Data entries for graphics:
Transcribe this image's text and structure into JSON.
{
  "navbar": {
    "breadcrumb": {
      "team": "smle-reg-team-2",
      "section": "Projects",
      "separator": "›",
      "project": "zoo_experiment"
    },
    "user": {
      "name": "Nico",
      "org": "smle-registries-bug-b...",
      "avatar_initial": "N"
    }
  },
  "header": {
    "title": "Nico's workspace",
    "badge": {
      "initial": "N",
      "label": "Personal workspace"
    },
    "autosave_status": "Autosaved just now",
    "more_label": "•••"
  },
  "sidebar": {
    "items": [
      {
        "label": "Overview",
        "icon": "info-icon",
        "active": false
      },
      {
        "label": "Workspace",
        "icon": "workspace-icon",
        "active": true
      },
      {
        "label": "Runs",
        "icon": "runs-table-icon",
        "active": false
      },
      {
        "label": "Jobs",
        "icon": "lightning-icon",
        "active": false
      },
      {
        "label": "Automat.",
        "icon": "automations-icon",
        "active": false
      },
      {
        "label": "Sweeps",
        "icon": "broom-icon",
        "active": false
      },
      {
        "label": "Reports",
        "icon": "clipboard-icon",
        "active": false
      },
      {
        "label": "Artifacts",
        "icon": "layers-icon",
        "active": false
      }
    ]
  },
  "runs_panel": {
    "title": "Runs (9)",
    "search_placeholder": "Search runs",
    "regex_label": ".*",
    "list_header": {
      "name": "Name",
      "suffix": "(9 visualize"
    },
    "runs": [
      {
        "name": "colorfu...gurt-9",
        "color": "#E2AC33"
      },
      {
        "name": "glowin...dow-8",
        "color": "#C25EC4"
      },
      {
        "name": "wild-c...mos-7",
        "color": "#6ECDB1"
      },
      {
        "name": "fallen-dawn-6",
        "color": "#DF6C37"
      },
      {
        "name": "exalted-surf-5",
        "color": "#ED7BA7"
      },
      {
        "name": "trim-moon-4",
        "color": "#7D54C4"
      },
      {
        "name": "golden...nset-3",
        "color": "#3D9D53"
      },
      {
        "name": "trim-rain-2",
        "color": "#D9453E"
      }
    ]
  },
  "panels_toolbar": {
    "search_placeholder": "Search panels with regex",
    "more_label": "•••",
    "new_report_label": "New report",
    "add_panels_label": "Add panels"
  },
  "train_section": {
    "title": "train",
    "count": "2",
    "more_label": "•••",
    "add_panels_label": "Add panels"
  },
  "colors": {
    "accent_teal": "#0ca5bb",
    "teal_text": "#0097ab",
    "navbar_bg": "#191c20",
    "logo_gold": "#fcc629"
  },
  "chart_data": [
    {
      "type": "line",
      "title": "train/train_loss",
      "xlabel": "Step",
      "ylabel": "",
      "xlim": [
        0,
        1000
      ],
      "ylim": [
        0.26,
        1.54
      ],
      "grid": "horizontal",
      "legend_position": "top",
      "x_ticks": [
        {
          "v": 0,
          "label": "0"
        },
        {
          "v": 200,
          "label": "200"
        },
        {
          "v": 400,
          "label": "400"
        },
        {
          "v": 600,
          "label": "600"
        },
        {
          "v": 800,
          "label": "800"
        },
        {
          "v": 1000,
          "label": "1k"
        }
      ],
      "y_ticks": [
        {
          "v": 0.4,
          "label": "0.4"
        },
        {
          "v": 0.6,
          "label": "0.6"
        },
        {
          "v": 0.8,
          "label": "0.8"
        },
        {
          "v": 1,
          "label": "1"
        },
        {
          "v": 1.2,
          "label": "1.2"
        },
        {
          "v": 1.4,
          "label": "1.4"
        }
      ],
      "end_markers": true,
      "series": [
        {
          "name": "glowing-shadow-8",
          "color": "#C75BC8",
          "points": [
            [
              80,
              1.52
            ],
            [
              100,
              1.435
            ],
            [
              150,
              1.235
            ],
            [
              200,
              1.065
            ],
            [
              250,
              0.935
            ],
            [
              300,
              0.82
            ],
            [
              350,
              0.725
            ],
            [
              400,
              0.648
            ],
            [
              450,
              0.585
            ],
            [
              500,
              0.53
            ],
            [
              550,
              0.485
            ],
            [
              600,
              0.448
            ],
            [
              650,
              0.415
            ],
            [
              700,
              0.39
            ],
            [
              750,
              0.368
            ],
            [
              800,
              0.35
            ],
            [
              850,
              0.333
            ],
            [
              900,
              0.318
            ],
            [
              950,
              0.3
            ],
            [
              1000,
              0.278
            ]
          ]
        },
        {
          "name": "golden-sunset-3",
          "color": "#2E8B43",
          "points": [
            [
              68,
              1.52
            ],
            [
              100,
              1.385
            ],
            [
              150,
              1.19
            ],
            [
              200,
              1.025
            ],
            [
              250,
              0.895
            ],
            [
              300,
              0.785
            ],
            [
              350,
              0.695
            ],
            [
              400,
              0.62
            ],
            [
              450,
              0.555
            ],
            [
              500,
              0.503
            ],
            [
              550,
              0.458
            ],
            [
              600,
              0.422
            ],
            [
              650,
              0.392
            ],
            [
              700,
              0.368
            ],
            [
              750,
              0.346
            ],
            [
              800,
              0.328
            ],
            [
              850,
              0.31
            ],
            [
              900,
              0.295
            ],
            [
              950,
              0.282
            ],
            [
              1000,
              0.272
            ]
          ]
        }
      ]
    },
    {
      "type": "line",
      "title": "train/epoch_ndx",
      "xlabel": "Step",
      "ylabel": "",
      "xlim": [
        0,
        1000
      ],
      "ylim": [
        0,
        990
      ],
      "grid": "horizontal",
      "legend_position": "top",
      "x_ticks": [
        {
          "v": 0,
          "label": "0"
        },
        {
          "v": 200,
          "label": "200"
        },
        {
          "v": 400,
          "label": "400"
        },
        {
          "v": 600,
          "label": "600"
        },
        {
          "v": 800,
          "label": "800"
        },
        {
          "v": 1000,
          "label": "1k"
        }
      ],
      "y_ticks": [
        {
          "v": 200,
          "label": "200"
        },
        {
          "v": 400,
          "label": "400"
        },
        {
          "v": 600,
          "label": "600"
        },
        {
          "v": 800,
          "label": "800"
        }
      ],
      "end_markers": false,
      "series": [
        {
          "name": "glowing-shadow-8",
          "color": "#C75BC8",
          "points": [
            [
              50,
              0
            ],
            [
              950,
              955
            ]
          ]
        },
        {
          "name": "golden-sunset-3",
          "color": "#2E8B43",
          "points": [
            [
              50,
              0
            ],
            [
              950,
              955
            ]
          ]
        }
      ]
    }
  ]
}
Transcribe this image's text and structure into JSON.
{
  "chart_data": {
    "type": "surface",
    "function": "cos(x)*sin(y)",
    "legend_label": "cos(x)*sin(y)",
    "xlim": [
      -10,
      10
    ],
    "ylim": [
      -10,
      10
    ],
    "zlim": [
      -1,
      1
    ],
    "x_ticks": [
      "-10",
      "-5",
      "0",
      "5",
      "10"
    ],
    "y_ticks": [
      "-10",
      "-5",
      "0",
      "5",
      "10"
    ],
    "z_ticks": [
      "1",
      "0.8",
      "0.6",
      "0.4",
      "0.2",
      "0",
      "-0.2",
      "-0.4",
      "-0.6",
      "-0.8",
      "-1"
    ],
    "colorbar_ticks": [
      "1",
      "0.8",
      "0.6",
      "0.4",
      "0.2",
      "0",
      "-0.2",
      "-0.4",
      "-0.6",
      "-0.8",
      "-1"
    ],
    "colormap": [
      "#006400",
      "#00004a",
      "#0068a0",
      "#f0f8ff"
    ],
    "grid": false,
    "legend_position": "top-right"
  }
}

* Given instruction: Word for word, write out all of the data above.

* Output below:
Transcribe this image's text and structure into JSON.
{
  "navbar": {
    "breadcrumb": {
      "team": "smle-reg-team-2",
      "section": "Projects",
      "separator": "›",
      "project": "zoo_experiment"
    },
    "user": {
      "name": "Nico",
      "org": "smle-registries-bug-b...",
      "avatar_initial": "N"
    }
  },
  "header": {
    "title": "Nico's workspace",
    "badge": {
      "initial": "N",
      "label": "Personal workspace"
    },
    "autosave_status": "Autosaved just now",
    "more_label": "•••"
  },
  "sidebar": {
    "items": [
      {
        "label": "Overview",
        "icon": "info-icon",
        "active": false
      },
      {
        "label": "Workspace",
        "icon": "workspace-icon",
        "active": true
      },
      {
        "label": "Runs",
        "icon": "runs-table-icon",
        "active": false
      },
      {
        "label": "Jobs",
        "icon": "lightning-icon",
        "active": false
      },
      {
        "label": "Automat.",
        "icon": "automations-icon",
        "active": false
      },
      {
        "label": "Sweeps",
        "icon": "broom-icon",
        "active": false
      },
      {
        "label": "Reports",
        "icon": "clipboard-icon",
        "active": false
      },
      {
        "label": "Artifacts",
        "icon": "layers-icon",
        "active": false
      }
    ]
  },
  "runs_panel": {
    "title": "Runs (9)",
    "search_placeholder": "Search runs",
    "regex_label": ".*",
    "list_header": {
      "name": "Name",
      "suffix": "(9 visualize"
    },
    "runs": [
      {
        "name": "colorfu...gurt-9",
        "color": "#E2AC33"
      },
      {
        "name": "glowin...dow-8",
        "color": "#C25EC4"
      },
      {
        "name": "wild-c...mos-7",
        "color": "#6ECDB1"
      },
      {
        "name": "fallen-dawn-6",
        "color": "#DF6C37"
      },
      {
        "name": "exalted-surf-5",
        "color": "#ED7BA7"
      },
      {
        "name": "trim-moon-4",
        "color": "#7D54C4"
      },
      {
        "name": "golden...nset-3",
        "color": "#3D9D53"
      },
      {
        "name": "trim-rain-2",
        "color": "#D9453E"
      }
    ]
  },
  "panels_toolbar": {
    "search_placeholder": "Search panels with regex",
    "more_label": "•••",
    "new_report_label": "New report",
    "add_panels_label": "Add panels"
  },
  "train_section": {
    "title": "train",
    "count": "2",
    "more_label": "•••",
    "add_panels_label": "Add panels"
  },
  "colors": {
    "accent_teal": "#0ca5bb",
    "teal_text": "#0097ab",
    "navbar_bg": "#191c20",
    "logo_gold": "#fcc629"
  },
  "chart_data": [
    {
      "type": "line",
      "title": "train/train_loss",
      "xlabel": "Step",
      "ylabel": "",
      "xlim": [
        0,
        1000
      ],
      "ylim": [
        0.26,
        1.54
      ],
      "grid": "horizontal",
      "legend_position": "top",
      "x_ticks": [
        {
          "v": 0,
          "label": "0"
        },
        {
          "v": 200,
          "label": "200"
        },
        {
          "v": 400,
          "label": "400"
        },
        {
          "v": 600,
          "label": "600"
        },
        {
          "v": 800,
          "label": "800"
        },
        {
          "v": 1000,
          "label": "1k"
        }
      ],
      "y_ticks": [
        {
          "v": 0.4,
          "label": "0.4"
        },
        {
          "v": 0.6,
          "label": "0.6"
        },
        {
          "v": 0.8,
          "label": "0.8"
        },
        {
          "v": 1,
          "label": "1"
        },
        {
          "v": 1.2,
          "label": "1.2"
        },
        {
          "v": 1.4,
          "label": "1.4"
        }
      ],
      "end_markers": true,
      "series": [
        {
          "name": "glowing-shadow-8",
          "color": "#C75BC8",
          "points": [
            [
              80,
              1.52
            ],
            [
              100,
              1.435
            ],
            [
              150,
              1.235
            ],
            [
              200,
              1.065
            ],
            [
              250,
              0.935
            ],
            [
              300,
              0.82
            ],
            [
              350,
              0.725
            ],
            [
              400,
              0.648
            ],
            [
              450,
              0.585
            ],
            [
              500,
              0.53
            ],
            [
              550,
              0.485
            ],
            [
              600,
              0.448
            ],
            [
              650,
              0.415
            ],
            [
              700,
              0.39
            ],
            [
              750,
              0.368
            ],
            [
              800,
              0.35
            ],
            [
              850,
              0.333
            ],
            [
              900,
              0.318
            ],
            [
              950,
              0.3
            ],
            [
              1000,
              0.278
            ]
          ]
        },
        {
          "name": "golden-sunset-3",
          "color": "#2E8B43",
          "points": [
            [
              68,
              1.52
            ],
            [
              100,
              1.385
            ],
            [
              150,
              1.19
            ],
            [
              200,
              1.025
            ],
            [
              250,
              0.895
            ],
            [
              300,
              0.785
            ],
            [
              350,
              0.695
            ],
            [
              400,
              0.62
            ],
            [
              450,
              0.555
            ],
            [
              500,
              0.503
            ],
            [
              550,
              0.458
            ],
            [
              600,
              0.422
            ],
            [
              650,
              0.392
            ],
            [
              700,
              0.368
            ],
            [
              750,
              0.346
            ],
            [
              800,
              0.328
            ],
            [
              850,
              0.31
            ],
            [
              900,
              0.295
            ],
            [
              950,
              0.282
            ],
            [
              1000,
              0.272
            ]
          ]
        }
      ]
    },
    {
      "type": "line",
      "title": "train/epoch_ndx",
      "xlabel": "Step",
      "ylabel": "",
      "xlim": [
        0,
        1000
      ],
      "ylim": [
        0,
        990
      ],
      "grid": "horizontal",
      "legend_position": "top",
      "x_ticks": [
        {
          "v": 0,
          "label": "0"
        },
        {
          "v": 200,
          "label": "200"
        },
        {
          "v": 400,
          "label": "400"
        },
        {
          "v": 600,
          "label": "600"
        },
        {
          "v": 800,
          "label": "800"
        },
        {
          "v": 1000,
          "label": "1k"
        }
      ],
      "y_ticks": [
        {
          "v": 200,
          "label": "200"
        },
        {
          "v": 400,
          "label": "400"
        },
        {
          "v": 600,
          "label": "600"
        },
        {
          "v": 800,
          "label": "800"
        }
      ],
      "end_markers": false,
      "series": [
        {
          "name": "glowing-shadow-8",
          "color": "#C75BC8",
          "points": [
            [
              50,
              0
            ],
            [
              950,
              955
            ]
          ]
        },
        {
          "name": "golden-sunset-3",
          "color": "#2E8B43",
          "points": [
            [
              50,
              0
            ],
            [
              950,
              955
            ]
          ]
        }
      ]
    }
  ]
}
Transcribe this image's text and structure into JSON.
{
  "chart_data": {
    "type": "surface",
    "function": "cos(x)*sin(y)",
    "legend_label": "cos(x)*sin(y)",
    "xlim": [
      -10,
      10
    ],
    "ylim": [
      -10,
      10
    ],
    "zlim": [
      -1,
      1
    ],
    "x_ticks": [
      "-10",
      "-5",
      "0",
      "5",
      "10"
    ],
    "y_ticks": [
      "-10",
      "-5",
      "0",
      "5",
      "10"
    ],
    "z_ticks": [
      "1",
      "0.8",
      "0.6",
      "0.4",
      "0.2",
      "0",
      "-0.2",
      "-0.4",
      "-0.6",
      "-0.8",
      "-1"
    ],
    "colorbar_ticks": [
      "1",
      "0.8",
      "0.6",
      "0.4",
      "0.2",
      "0",
      "-0.2",
      "-0.4",
      "-0.6",
      "-0.8",
      "-1"
    ],
    "colormap": [
      "#006400",
      "#00004a",
      "#0068a0",
      "#f0f8ff"
    ],
    "grid": false,
    "legend_position": "top-right"
  }
}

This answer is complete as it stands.